Exercise task: Gather the lines from the material that contain "порядке".

Task data:
=====

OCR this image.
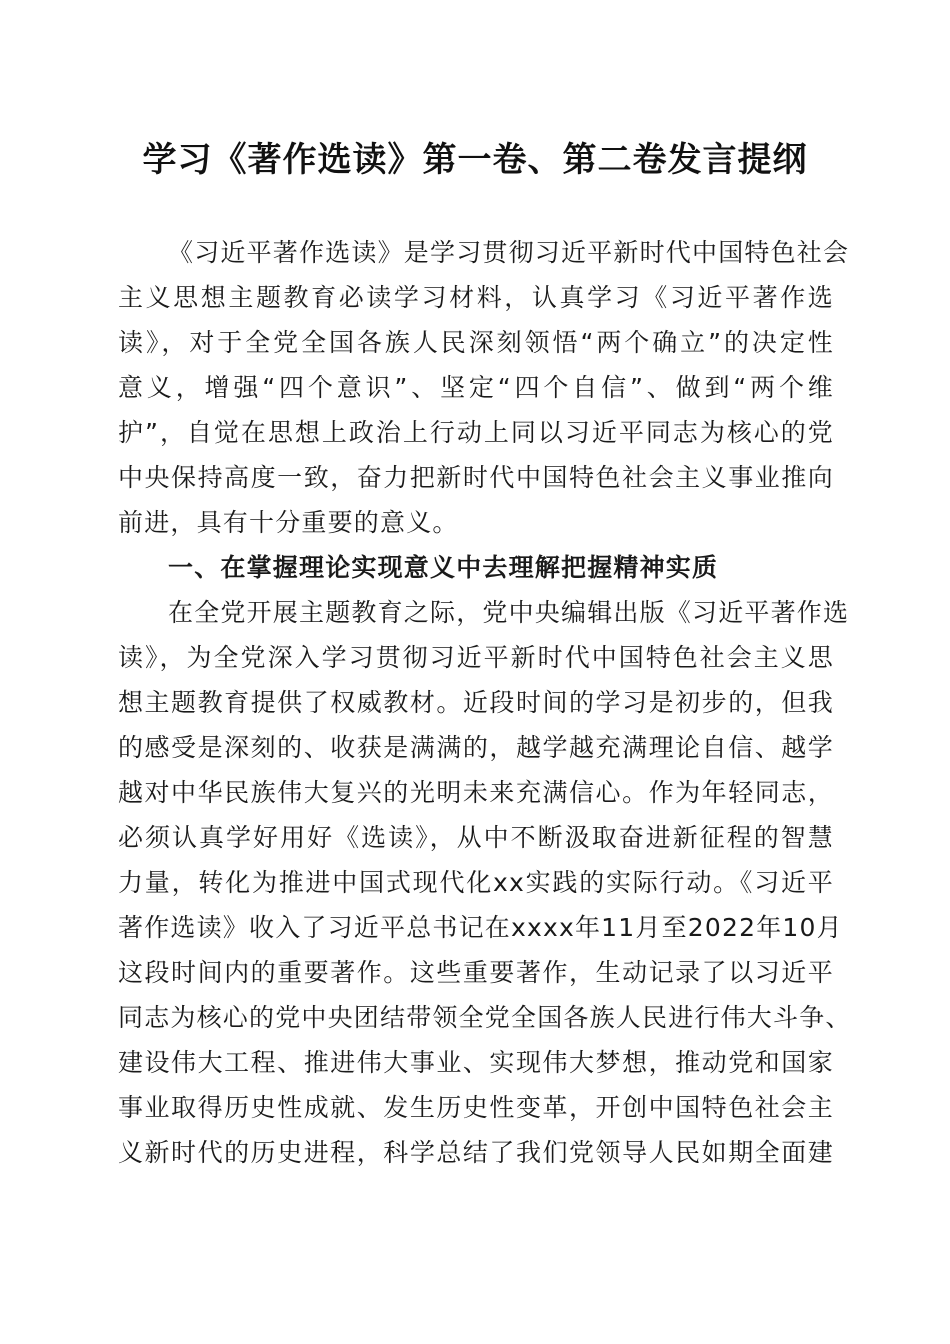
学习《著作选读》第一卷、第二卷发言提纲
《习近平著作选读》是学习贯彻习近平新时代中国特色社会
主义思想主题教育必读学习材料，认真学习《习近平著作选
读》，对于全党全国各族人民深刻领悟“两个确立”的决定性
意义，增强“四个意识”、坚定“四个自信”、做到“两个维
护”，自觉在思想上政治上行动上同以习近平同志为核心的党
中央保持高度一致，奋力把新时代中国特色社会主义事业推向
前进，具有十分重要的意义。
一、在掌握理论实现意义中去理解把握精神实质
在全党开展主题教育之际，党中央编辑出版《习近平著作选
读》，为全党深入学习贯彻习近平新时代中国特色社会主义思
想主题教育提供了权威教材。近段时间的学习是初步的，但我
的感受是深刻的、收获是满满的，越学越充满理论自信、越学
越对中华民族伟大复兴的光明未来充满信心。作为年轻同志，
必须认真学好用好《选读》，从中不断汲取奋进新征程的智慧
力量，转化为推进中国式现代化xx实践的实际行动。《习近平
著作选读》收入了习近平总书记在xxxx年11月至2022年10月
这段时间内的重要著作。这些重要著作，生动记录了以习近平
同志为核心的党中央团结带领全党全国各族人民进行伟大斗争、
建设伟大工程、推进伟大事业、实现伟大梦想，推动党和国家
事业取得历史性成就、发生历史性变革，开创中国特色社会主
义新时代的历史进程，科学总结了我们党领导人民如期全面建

=====

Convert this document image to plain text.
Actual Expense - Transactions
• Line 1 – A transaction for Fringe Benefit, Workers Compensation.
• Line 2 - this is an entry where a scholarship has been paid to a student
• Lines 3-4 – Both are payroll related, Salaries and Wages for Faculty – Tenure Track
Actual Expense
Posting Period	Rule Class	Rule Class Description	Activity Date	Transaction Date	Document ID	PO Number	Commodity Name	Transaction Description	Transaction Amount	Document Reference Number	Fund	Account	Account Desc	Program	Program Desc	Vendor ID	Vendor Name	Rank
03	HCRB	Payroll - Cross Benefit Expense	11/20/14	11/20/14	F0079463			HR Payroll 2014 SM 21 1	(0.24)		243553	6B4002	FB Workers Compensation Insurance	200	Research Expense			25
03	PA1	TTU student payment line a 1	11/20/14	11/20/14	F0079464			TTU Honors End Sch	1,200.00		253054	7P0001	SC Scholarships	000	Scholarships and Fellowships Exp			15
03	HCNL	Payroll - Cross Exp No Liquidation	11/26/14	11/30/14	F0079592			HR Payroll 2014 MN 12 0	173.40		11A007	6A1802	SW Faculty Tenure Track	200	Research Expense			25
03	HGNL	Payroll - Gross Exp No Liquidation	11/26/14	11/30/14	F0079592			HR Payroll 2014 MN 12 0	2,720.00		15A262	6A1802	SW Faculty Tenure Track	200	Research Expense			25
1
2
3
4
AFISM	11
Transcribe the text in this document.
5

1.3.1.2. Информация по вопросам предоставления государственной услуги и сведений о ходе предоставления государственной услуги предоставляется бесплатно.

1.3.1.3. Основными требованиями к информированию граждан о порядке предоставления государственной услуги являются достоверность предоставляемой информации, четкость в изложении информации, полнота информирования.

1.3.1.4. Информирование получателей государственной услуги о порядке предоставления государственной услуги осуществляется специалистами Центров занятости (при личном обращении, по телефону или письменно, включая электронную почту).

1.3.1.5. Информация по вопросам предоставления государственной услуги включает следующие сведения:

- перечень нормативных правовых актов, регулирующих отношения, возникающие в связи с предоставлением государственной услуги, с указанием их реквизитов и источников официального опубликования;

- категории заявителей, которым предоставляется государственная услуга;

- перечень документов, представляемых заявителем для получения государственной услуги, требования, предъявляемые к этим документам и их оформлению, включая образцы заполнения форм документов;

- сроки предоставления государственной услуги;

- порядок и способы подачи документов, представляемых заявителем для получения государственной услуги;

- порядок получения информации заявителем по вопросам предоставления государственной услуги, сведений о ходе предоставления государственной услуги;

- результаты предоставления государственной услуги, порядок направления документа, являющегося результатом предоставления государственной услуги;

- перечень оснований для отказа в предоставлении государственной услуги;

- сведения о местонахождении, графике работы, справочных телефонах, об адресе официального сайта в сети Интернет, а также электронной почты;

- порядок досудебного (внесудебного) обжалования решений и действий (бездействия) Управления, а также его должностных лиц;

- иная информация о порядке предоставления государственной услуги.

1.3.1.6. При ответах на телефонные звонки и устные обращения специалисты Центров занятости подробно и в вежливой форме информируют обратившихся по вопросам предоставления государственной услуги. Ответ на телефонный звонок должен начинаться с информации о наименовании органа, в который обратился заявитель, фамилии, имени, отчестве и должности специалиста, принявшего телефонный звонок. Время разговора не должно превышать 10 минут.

=====

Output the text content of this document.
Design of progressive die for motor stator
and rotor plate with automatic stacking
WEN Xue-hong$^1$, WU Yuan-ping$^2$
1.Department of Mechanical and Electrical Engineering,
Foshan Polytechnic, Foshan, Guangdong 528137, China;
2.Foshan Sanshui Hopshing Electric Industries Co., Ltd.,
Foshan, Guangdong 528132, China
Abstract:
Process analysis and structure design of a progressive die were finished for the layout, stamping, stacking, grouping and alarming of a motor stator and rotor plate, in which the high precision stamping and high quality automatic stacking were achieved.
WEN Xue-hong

=====

Result of this exercise:
1.3.1.3. Основными требованиями к информированию граждан о порядке предоставления государственной услуги являются достоверность предоставляемой информации, четкость в изложении информации, полнота информирования.
1.3.1.4. Информирование получателей государственной услуги о порядке предоставления государственной услуги осуществляется специалистами Центров занятости (при личном обращении, по телефону или письменно, включая электронную почту).
- иная информация о порядке предоставления государственной услуги.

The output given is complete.